**TO DO**
Return the passage about Alexander Roy Deakin word for word, from "Alexander Roy Deakin" up to and including "the Met Office.".

**PASSAGE**
────────

Alexander Roy Deakin is a meteorologist and weather forecaster for the Met Office, appearing regularly on Channel 5 and GB News. Deakin was formerly on BBC services and was one of the main weather presenters on the BBC News at Ten. He joined the Weather team on BBC Breakfast in January 2007 and appeared regularly at the weekends and as cover during the week.

==Education==
Deakin attended South Hunsley Secondary School on East Dale Road in Melton and went on to achieve a master's degree from the University of Birmingham in Physics with Astrophysics. After university, Deakin joined the British Meteorological (Met) Office, for which he initially worked in a number of places, including York and Bristol. In 2000, he joined the team of Met Office staffers who used to provide weather forecasts for the BBC, before BBC Weather became independent from the Met Office.

────────

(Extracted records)
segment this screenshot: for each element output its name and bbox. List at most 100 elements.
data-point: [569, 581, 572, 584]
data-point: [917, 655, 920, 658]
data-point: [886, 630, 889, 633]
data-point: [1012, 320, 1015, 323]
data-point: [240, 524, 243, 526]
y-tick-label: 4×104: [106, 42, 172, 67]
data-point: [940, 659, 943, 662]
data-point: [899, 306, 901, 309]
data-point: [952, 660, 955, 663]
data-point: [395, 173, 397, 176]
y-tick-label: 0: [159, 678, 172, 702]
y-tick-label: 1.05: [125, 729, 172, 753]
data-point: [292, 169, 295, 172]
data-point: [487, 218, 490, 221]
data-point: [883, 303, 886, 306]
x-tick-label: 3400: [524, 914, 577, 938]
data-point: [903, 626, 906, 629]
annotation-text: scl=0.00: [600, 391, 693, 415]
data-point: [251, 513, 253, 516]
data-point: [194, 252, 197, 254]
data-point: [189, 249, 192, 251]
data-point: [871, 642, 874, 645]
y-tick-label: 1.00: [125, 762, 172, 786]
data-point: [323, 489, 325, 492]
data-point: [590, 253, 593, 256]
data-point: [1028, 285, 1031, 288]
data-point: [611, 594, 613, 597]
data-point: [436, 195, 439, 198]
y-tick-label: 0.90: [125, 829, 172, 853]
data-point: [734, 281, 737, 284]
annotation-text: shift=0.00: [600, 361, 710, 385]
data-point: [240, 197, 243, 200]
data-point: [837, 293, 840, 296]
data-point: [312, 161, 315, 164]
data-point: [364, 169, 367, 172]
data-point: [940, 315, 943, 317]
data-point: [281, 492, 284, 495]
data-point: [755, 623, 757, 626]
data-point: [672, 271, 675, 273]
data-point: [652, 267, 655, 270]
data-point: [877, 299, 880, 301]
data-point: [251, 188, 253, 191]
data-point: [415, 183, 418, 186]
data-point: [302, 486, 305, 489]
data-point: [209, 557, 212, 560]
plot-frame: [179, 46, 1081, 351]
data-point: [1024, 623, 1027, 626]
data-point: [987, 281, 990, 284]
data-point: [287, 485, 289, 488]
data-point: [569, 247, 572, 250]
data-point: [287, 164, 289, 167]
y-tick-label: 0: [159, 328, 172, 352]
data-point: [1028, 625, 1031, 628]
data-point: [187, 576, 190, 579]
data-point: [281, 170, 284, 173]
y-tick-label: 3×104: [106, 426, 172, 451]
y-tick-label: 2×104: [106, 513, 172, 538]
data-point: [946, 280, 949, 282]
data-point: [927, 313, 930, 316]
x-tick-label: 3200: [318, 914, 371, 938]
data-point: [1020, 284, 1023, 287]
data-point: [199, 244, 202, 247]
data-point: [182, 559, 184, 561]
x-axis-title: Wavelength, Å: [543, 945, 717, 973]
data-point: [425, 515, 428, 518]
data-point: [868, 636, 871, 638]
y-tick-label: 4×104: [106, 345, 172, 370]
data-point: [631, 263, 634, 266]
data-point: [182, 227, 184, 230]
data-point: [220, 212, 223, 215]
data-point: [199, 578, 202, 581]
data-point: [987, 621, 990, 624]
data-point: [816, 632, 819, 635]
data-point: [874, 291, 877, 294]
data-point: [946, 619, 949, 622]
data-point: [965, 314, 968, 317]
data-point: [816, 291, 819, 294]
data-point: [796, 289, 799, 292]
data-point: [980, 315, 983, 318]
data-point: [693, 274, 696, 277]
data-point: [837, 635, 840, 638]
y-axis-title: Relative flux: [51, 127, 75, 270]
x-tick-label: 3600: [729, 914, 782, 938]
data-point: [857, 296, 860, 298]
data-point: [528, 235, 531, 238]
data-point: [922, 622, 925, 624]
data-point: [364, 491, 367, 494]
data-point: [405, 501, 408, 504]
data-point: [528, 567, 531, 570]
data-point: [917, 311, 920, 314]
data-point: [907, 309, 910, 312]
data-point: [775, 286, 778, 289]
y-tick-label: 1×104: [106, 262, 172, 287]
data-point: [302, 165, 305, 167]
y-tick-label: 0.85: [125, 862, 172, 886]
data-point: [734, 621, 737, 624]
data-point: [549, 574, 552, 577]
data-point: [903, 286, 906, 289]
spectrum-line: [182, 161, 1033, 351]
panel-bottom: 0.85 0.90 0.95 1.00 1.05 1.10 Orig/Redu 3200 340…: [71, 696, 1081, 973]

────────

**SOLUTION TO THE EXERCISE**
Alexander Roy Deakin is a meteorologist and weather forecaster for the Met Office, appearing regularly on Channel 5 and GB News. Deakin was formerly on BBC services and was one of the main weather presenters on the BBC News at Ten. He joined the Weather team on BBC Breakfast in January 2007 and appeared regularly at the weekends and as cover during the week.

==Education==
Deakin attended South Hunsley Secondary School on East Dale Road in Melton and went on to achieve a master's degree from the University of Birmingham in Physics with Astrophysics. After university, Deakin joined the British Meteorological (Met) Office, for which he initially worked in a number of places, including York and Bristol. In 2000, he joined the team of Met Office staffers who used to provide weather forecasts for the BBC, before BBC Weather became independent from the Met Office.